## Your goal
State how many lines in the listing below include the word "returned", and add nothing besides the number.

━━━━━ Data to process

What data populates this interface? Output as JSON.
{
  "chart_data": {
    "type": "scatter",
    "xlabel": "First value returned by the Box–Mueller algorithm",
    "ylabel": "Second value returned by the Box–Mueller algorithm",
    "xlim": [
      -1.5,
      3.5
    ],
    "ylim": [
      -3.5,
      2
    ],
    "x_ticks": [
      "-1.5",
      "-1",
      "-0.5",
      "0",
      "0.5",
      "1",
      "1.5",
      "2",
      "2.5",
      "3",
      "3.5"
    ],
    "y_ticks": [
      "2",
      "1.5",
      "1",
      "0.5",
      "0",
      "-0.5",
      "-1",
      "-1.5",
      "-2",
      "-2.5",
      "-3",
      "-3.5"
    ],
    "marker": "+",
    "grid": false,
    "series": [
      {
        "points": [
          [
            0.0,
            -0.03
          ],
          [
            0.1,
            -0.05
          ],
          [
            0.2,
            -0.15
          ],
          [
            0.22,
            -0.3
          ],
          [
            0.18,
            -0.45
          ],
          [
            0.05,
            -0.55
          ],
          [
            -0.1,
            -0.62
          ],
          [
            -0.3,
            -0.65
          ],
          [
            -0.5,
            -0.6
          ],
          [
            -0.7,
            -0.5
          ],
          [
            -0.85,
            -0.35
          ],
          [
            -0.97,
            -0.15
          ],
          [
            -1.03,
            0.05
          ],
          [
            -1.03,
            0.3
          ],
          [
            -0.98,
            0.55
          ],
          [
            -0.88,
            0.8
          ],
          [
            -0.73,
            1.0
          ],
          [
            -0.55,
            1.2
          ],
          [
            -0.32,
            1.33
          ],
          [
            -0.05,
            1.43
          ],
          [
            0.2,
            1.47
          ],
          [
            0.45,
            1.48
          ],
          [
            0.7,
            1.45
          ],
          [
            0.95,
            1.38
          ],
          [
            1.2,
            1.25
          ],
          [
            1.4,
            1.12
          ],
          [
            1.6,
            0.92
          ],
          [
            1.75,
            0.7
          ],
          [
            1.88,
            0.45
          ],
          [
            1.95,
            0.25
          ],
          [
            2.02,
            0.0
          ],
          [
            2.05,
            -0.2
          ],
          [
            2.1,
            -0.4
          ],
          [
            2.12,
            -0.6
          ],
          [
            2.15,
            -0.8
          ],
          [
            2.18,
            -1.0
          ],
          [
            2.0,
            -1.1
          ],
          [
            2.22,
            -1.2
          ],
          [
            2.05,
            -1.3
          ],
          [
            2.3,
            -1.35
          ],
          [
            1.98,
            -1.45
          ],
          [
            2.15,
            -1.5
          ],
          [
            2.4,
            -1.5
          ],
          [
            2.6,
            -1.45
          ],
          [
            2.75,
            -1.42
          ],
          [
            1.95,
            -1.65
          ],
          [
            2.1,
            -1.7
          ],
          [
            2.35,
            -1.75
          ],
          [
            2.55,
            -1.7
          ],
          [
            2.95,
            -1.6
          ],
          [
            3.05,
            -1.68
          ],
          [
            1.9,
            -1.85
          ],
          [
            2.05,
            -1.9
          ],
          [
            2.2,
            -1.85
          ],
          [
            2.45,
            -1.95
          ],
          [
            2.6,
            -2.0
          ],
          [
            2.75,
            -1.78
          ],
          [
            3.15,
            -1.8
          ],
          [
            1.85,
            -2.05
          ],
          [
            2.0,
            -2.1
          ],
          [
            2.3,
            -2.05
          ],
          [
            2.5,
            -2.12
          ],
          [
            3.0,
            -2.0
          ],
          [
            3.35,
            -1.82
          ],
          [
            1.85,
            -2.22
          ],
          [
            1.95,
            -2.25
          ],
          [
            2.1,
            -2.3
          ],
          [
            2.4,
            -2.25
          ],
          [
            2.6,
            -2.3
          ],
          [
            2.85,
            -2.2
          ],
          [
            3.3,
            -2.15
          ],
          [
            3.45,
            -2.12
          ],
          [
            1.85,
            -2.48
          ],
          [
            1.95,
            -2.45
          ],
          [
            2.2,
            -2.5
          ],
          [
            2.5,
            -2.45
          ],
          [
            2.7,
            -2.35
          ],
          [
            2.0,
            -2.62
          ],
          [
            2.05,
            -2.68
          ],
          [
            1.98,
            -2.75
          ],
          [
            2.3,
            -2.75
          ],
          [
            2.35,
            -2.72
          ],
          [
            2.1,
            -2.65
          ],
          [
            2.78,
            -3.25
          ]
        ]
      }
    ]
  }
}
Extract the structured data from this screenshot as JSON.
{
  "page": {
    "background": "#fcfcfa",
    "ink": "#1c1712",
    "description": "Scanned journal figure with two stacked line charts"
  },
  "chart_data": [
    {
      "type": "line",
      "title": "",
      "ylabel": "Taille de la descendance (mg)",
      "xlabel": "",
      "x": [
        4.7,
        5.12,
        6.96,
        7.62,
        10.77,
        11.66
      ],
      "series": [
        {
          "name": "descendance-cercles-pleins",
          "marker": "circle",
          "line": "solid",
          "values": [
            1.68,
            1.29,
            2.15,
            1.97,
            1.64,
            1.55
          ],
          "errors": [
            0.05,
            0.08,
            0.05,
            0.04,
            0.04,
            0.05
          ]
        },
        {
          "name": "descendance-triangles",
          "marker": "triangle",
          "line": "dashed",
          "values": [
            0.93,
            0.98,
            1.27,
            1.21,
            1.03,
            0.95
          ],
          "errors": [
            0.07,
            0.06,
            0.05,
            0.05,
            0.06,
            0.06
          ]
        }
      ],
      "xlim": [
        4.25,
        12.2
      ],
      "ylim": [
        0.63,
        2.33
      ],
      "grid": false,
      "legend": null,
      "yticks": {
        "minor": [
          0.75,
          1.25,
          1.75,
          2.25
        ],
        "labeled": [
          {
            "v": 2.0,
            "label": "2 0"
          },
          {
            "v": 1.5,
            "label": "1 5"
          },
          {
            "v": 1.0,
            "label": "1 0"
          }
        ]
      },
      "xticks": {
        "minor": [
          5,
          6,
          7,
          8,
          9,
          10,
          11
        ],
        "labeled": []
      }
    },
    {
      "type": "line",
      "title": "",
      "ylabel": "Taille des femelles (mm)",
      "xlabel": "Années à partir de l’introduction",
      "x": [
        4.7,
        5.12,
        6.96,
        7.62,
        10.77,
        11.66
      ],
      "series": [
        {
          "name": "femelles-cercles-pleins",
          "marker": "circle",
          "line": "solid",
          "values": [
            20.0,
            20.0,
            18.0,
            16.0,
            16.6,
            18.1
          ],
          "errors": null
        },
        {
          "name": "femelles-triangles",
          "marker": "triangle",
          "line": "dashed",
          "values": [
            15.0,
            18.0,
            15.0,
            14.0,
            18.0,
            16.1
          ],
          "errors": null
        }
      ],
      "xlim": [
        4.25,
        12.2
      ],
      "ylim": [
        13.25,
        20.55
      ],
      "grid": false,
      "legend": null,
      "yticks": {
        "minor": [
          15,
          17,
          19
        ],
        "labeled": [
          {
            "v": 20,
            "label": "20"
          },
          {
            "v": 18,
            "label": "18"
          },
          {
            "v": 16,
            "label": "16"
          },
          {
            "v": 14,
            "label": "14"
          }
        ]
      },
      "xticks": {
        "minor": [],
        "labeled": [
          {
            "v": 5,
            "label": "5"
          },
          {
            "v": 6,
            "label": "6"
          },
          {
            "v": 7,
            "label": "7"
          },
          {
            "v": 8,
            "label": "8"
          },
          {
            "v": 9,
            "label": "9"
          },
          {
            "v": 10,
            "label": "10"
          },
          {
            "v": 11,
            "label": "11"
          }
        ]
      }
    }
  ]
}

━━━━━━━━━━

## Task response
2